=== Short task ===
Output all of the data below exactly as given.

=== Items ===

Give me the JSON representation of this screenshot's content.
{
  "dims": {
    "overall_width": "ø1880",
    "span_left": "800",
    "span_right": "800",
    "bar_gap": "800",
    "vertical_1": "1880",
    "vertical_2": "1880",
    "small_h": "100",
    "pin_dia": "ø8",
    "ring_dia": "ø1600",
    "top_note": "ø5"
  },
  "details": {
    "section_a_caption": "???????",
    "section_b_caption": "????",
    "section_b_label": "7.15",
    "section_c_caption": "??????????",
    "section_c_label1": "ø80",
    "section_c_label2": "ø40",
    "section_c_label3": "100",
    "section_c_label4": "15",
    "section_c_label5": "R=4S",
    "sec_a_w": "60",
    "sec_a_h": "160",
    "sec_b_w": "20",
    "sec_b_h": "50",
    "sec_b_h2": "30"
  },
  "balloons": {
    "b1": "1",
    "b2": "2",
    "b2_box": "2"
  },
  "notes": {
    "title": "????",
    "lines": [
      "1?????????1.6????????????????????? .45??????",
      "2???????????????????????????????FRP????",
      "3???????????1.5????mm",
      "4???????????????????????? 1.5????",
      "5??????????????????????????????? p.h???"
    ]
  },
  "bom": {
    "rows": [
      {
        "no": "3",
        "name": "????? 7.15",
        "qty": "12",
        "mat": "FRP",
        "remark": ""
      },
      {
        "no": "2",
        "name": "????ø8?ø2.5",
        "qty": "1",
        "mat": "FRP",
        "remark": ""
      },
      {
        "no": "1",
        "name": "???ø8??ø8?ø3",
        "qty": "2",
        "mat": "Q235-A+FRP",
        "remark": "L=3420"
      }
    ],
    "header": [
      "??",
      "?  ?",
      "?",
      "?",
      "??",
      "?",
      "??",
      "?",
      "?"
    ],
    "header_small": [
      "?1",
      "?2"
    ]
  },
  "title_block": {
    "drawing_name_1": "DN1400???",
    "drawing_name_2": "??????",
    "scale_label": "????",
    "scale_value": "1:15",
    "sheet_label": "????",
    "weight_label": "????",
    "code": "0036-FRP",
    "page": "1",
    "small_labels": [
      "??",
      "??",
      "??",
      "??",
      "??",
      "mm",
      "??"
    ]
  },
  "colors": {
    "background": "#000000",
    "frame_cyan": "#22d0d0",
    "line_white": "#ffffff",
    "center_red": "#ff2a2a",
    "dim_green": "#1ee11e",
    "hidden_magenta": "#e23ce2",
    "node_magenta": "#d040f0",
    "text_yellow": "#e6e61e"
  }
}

=== Task answer ===
Give me the JSON representation of this screenshot's content.
{
  "dims": {
    "overall_width": "ø1880",
    "span_left": "800",
    "span_right": "800",
    "bar_gap": "800",
    "vertical_1": "1880",
    "vertical_2": "1880",
    "small_h": "100",
    "pin_dia": "ø8",
    "ring_dia": "ø1600",
    "top_note": "ø5"
  },
  "details": {
    "section_a_caption": "???????",
    "section_b_caption": "????",
    "section_b_label": "7.15",
    "section_c_caption": "??????????",
    "section_c_label1": "ø80",
    "section_c_label2": "ø40",
    "section_c_label3": "100",
    "section_c_label4": "15",
    "section_c_label5": "R=4S",
    "sec_a_w": "60",
    "sec_a_h": "160",
    "sec_b_w": "20",
    "sec_b_h": "50",
    "sec_b_h2": "30"
  },
  "balloons": {
    "b1": "1",
    "b2": "2",
    "b2_box": "2"
  },
  "notes": {
    "title": "????",
    "lines": [
      "1?????????1.6????????????????????? .45??????",
      "2???????????????????????????????FRP????",
      "3???????????1.5????mm",
      "4???????????????????????? 1.5????",
      "5??????????????????????????????? p.h???"
    ]
  },
  "bom": {
    "rows": [
      {
        "no": "3",
        "name": "????? 7.15",
        "qty": "12",
        "mat": "FRP",
        "remark": ""
      },
      {
        "no": "2",
        "name": "????ø8?ø2.5",
        "qty": "1",
        "mat": "FRP",
        "remark": ""
      },
      {
        "no": "1",
        "name": "???ø8??ø8?ø3",
        "qty": "2",
        "mat": "Q235-A+FRP",
        "remark": "L=3420"
      }
    ],
    "header": [
      "??",
      "?  ?",
      "?",
      "?",
      "??",
      "?",
      "??",
      "?",
      "?"
    ],
    "header_small": [
      "?1",
      "?2"
    ]
  },
  "title_block": {
    "drawing_name_1": "DN1400???",
    "drawing_name_2": "??????",
    "scale_label": "????",
    "scale_value": "1:15",
    "sheet_label": "????",
    "weight_label": "????",
    "code": "0036-FRP",
    "page": "1",
    "small_labels": [
      "??",
      "??",
      "??",
      "??",
      "??",
      "mm",
      "??"
    ]
  },
  "colors": {
    "background": "#000000",
    "frame_cyan": "#22d0d0",
    "line_white": "#ffffff",
    "center_red": "#ff2a2a",
    "dim_green": "#1ee11e",
    "hidden_magenta": "#e23ce2",
    "node_magenta": "#d040f0",
    "text_yellow": "#e6e61e"
  }
}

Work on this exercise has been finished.